**Work to be completed**
The records that follow are to be repeated without alteration.

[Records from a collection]

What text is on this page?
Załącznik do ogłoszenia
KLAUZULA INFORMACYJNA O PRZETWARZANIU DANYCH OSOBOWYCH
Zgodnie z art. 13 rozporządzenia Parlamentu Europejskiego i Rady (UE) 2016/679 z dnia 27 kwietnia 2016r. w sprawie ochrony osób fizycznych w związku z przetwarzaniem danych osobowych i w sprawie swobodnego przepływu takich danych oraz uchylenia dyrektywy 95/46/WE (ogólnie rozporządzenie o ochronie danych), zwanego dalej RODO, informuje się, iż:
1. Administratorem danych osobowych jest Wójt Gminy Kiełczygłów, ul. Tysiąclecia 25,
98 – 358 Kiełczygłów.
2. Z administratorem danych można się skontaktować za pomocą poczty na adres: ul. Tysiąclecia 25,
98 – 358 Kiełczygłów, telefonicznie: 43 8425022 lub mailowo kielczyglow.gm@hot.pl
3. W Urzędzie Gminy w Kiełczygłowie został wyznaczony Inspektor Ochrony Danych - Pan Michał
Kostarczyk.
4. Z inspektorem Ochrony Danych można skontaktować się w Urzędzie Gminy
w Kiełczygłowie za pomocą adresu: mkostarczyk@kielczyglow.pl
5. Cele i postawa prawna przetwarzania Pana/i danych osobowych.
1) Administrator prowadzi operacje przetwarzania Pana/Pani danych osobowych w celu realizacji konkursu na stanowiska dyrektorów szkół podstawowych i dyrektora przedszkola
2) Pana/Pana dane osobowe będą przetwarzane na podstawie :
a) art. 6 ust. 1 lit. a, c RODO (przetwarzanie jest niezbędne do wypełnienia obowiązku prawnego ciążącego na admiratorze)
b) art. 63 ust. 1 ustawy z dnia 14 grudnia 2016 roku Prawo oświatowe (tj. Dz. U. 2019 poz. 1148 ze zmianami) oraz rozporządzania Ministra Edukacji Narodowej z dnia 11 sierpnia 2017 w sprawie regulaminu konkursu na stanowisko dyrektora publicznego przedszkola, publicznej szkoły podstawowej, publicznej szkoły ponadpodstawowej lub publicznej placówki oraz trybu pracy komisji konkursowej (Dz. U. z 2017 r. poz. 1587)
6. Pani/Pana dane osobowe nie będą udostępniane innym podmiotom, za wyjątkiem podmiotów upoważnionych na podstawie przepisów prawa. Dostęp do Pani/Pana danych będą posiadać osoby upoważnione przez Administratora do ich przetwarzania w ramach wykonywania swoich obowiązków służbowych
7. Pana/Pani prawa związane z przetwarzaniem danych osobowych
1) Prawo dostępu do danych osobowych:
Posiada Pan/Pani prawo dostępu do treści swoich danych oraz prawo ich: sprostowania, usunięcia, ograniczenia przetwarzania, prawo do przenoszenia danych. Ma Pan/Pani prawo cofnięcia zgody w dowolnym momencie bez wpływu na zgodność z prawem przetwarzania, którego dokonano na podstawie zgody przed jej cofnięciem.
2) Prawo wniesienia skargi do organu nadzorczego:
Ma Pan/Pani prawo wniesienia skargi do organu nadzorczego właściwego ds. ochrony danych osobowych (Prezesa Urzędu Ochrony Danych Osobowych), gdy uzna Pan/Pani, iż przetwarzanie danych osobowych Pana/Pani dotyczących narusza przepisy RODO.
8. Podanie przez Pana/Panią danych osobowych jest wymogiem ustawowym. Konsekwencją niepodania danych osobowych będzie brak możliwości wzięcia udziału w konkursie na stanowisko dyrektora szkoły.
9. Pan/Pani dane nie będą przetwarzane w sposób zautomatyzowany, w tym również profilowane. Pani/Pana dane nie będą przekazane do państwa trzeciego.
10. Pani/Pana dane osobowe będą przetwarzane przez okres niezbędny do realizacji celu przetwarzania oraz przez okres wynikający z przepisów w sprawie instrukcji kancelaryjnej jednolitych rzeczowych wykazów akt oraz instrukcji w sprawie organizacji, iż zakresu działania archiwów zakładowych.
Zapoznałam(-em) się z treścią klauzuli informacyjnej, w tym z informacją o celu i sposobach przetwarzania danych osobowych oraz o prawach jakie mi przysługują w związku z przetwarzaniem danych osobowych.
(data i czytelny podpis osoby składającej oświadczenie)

**Output**
What text is on this page?
Załącznik do ogłoszenia
KLAUZULA INFORMACYJNA O PRZETWARZANIU DANYCH OSOBOWYCH
Zgodnie z art. 13 rozporządzenia Parlamentu Europejskiego i Rady (UE) 2016/679 z dnia 27 kwietnia 2016r. w sprawie ochrony osób fizycznych w związku z przetwarzaniem danych osobowych i w sprawie swobodnego przepływu takich danych oraz uchylenia dyrektywy 95/46/WE (ogólnie rozporządzenie o ochronie danych), zwanego dalej RODO, informuje się, iż:
1. Administratorem danych osobowych jest Wójt Gminy Kiełczygłów, ul. Tysiąclecia 25,
98 – 358 Kiełczygłów.
2. Z administratorem danych można się skontaktować za pomocą poczty na adres: ul. Tysiąclecia 25,
98 – 358 Kiełczygłów, telefonicznie: 43 8425022 lub mailowo kielczyglow.gm@hot.pl
3. W Urzędzie Gminy w Kiełczygłowie został wyznaczony Inspektor Ochrony Danych - Pan Michał
Kostarczyk.
4. Z inspektorem Ochrony Danych można skontaktować się w Urzędzie Gminy
w Kiełczygłowie za pomocą adresu: mkostarczyk@kielczyglow.pl
5. Cele i postawa prawna przetwarzania Pana/i danych osobowych.
1) Administrator prowadzi operacje przetwarzania Pana/Pani danych osobowych w celu realizacji konkursu na stanowiska dyrektorów szkół podstawowych i dyrektora przedszkola
2) Pana/Pana dane osobowe będą przetwarzane na podstawie :
a) art. 6 ust. 1 lit. a, c RODO (przetwarzanie jest niezbędne do wypełnienia obowiązku prawnego ciążącego na admiratorze)
b) art. 63 ust. 1 ustawy z dnia 14 grudnia 2016 roku Prawo oświatowe (tj. Dz. U. 2019 poz. 1148 ze zmianami) oraz rozporządzania Ministra Edukacji Narodowej z dnia 11 sierpnia 2017 w sprawie regulaminu konkursu na stanowisko dyrektora publicznego przedszkola, publicznej szkoły podstawowej, publicznej szkoły ponadpodstawowej lub publicznej placówki oraz trybu pracy komisji konkursowej (Dz. U. z 2017 r. poz. 1587)
6. Pani/Pana dane osobowe nie będą udostępniane innym podmiotom, za wyjątkiem podmiotów upoważnionych na podstawie przepisów prawa. Dostęp do Pani/Pana danych będą posiadać osoby upoważnione przez Administratora do ich przetwarzania w ramach wykonywania swoich obowiązków służbowych
7. Pana/Pani prawa związane z przetwarzaniem danych osobowych
1) Prawo dostępu do danych osobowych:
Posiada Pan/Pani prawo dostępu do treści swoich danych oraz prawo ich: sprostowania, usunięcia, ograniczenia przetwarzania, prawo do przenoszenia danych. Ma Pan/Pani prawo cofnięcia zgody w dowolnym momencie bez wpływu na zgodność z prawem przetwarzania, którego dokonano na podstawie zgody przed jej cofnięciem.
2) Prawo wniesienia skargi do organu nadzorczego:
Ma Pan/Pani prawo wniesienia skargi do organu nadzorczego właściwego ds. ochrony danych osobowych (Prezesa Urzędu Ochrony Danych Osobowych), gdy uzna Pan/Pani, iż przetwarzanie danych osobowych Pana/Pani dotyczących narusza przepisy RODO.
8. Podanie przez Pana/Panią danych osobowych jest wymogiem ustawowym. Konsekwencją niepodania danych osobowych będzie brak możliwości wzięcia udziału w konkursie na stanowisko dyrektora szkoły.
9. Pan/Pani dane nie będą przetwarzane w sposób zautomatyzowany, w tym również profilowane. Pani/Pana dane nie będą przekazane do państwa trzeciego.
10. Pani/Pana dane osobowe będą przetwarzane przez okres niezbędny do realizacji celu przetwarzania oraz przez okres wynikający z przepisów w sprawie instrukcji kancelaryjnej jednolitych rzeczowych wykazów akt oraz instrukcji w sprawie organizacji, iż zakresu działania archiwów zakładowych.
Zapoznałam(-em) się z treścią klauzuli informacyjnej, w tym z informacją o celu i sposobach przetwarzania danych osobowych oraz o prawach jakie mi przysługują w związku z przetwarzaniem danych osobowych.
(data i czytelny podpis osoby składającej oświadczenie)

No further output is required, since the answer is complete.